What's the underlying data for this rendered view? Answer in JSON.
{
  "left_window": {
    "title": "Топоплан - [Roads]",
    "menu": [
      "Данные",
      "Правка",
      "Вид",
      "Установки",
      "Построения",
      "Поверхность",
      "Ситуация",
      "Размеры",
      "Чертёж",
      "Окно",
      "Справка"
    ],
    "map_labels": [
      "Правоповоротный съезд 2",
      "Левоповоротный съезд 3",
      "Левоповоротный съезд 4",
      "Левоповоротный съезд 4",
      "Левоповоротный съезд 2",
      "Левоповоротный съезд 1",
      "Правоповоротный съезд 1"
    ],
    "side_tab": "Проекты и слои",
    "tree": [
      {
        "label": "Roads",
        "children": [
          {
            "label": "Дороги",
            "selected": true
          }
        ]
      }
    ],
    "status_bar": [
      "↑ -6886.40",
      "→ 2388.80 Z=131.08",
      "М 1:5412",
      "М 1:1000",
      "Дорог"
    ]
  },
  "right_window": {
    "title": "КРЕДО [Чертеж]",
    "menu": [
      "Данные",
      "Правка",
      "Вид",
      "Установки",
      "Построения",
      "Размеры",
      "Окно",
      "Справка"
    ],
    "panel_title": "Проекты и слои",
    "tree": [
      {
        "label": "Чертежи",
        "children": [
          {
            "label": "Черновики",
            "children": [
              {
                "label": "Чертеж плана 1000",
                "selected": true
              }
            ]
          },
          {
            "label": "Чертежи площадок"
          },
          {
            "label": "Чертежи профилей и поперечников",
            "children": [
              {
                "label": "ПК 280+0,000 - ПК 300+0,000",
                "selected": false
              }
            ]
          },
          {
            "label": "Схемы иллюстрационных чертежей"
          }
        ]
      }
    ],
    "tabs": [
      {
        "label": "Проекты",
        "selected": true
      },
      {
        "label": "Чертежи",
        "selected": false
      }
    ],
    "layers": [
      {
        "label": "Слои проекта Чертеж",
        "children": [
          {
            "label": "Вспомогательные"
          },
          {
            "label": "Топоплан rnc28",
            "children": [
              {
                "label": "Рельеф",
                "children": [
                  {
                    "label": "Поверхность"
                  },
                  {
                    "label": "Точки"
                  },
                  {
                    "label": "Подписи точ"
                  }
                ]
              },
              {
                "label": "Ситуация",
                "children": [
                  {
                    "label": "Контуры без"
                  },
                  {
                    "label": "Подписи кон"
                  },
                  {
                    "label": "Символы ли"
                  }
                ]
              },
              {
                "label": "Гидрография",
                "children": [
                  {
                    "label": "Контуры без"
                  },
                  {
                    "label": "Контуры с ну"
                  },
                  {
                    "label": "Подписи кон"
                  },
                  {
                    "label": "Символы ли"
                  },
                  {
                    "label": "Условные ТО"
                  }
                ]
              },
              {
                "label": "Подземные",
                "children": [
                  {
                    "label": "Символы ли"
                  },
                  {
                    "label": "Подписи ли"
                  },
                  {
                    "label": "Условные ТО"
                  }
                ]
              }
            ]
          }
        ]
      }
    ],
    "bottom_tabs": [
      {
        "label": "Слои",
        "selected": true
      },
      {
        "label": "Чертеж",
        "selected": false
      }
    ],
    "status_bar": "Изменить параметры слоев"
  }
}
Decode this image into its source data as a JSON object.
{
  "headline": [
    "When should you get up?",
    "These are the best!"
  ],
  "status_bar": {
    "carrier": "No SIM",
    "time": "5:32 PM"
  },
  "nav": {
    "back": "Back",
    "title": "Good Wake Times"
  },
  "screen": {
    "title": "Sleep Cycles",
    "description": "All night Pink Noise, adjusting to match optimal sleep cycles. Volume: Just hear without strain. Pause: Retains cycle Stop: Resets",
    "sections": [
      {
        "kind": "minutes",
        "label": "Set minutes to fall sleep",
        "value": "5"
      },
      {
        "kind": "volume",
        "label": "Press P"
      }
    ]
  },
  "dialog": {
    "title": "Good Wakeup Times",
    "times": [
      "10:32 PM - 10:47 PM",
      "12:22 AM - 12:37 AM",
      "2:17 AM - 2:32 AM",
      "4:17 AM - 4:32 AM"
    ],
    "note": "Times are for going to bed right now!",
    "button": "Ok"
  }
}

WHAT THE EXERCISE ASKS
The entries above must be returned exactly.

RESPONSE TO THIS TASK
What's the underlying data for this rendered view? Answer in JSON.
{
  "left_window": {
    "title": "Топоплан - [Roads]",
    "menu": [
      "Данные",
      "Правка",
      "Вид",
      "Установки",
      "Построения",
      "Поверхность",
      "Ситуация",
      "Размеры",
      "Чертёж",
      "Окно",
      "Справка"
    ],
    "map_labels": [
      "Правоповоротный съезд 2",
      "Левоповоротный съезд 3",
      "Левоповоротный съезд 4",
      "Левоповоротный съезд 4",
      "Левоповоротный съезд 2",
      "Левоповоротный съезд 1",
      "Правоповоротный съезд 1"
    ],
    "side_tab": "Проекты и слои",
    "tree": [
      {
        "label": "Roads",
        "children": [
          {
            "label": "Дороги",
            "selected": true
          }
        ]
      }
    ],
    "status_bar": [
      "↑ -6886.40",
      "→ 2388.80 Z=131.08",
      "М 1:5412",
      "М 1:1000",
      "Дорог"
    ]
  },
  "right_window": {
    "title": "КРЕДО [Чертеж]",
    "menu": [
      "Данные",
      "Правка",
      "Вид",
      "Установки",
      "Построения",
      "Размеры",
      "Окно",
      "Справка"
    ],
    "panel_title": "Проекты и слои",
    "tree": [
      {
        "label": "Чертежи",
        "children": [
          {
            "label": "Черновики",
            "children": [
              {
                "label": "Чертеж плана 1000",
                "selected": true
              }
            ]
          },
          {
            "label": "Чертежи площадок"
          },
          {
            "label": "Чертежи профилей и поперечников",
            "children": [
              {
                "label": "ПК 280+0,000 - ПК 300+0,000",
                "selected": false
              }
            ]
          },
          {
            "label": "Схемы иллюстрационных чертежей"
          }
        ]
      }
    ],
    "tabs": [
      {
        "label": "Проекты",
        "selected": true
      },
      {
        "label": "Чертежи",
        "selected": false
      }
    ],
    "layers": [
      {
        "label": "Слои проекта Чертеж",
        "children": [
          {
            "label": "Вспомогательные"
          },
          {
            "label": "Топоплан rnc28",
            "children": [
              {
                "label": "Рельеф",
                "children": [
                  {
                    "label": "Поверхность"
                  },
                  {
                    "label": "Точки"
                  },
                  {
                    "label": "Подписи точ"
                  }
                ]
              },
              {
                "label": "Ситуация",
                "children": [
                  {
                    "label": "Контуры без"
                  },
                  {
                    "label": "Подписи кон"
                  },
                  {
                    "label": "Символы ли"
                  }
                ]
              },
              {
                "label": "Гидрография",
                "children": [
                  {
                    "label": "Контуры без"
                  },
                  {
                    "label": "Контуры с ну"
                  },
                  {
                    "label": "Подписи кон"
                  },
                  {
                    "label": "Символы ли"
                  },
                  {
                    "label": "Условные ТО"
                  }
                ]
              },
              {
                "label": "Подземные",
                "children": [
                  {
                    "label": "Символы ли"
                  },
                  {
                    "label": "Подписи ли"
                  },
                  {
                    "label": "Условные ТО"
                  }
                ]
              }
            ]
          }
        ]
      }
    ],
    "bottom_tabs": [
      {
        "label": "Слои",
        "selected": true
      },
      {
        "label": "Чертеж",
        "selected": false
      }
    ],
    "status_bar": "Изменить параметры слоев"
  }
}
Decode this image into its source data as a JSON object.
{
  "headline": [
    "When should you get up?",
    "These are the best!"
  ],
  "status_bar": {
    "carrier": "No SIM",
    "time": "5:32 PM"
  },
  "nav": {
    "back": "Back",
    "title": "Good Wake Times"
  },
  "screen": {
    "title": "Sleep Cycles",
    "description": "All night Pink Noise, adjusting to match optimal sleep cycles. Volume: Just hear without strain. Pause: Retains cycle Stop: Resets",
    "sections": [
      {
        "kind": "minutes",
        "label": "Set minutes to fall sleep",
        "value": "5"
      },
      {
        "kind": "volume",
        "label": "Press P"
      }
    ]
  },
  "dialog": {
    "title": "Good Wakeup Times",
    "times": [
      "10:32 PM - 10:47 PM",
      "12:22 AM - 12:37 AM",
      "2:17 AM - 2:32 AM",
      "4:17 AM - 4:32 AM"
    ],
    "note": "Times are for going to bed right now!",
    "button": "Ok"
  }
}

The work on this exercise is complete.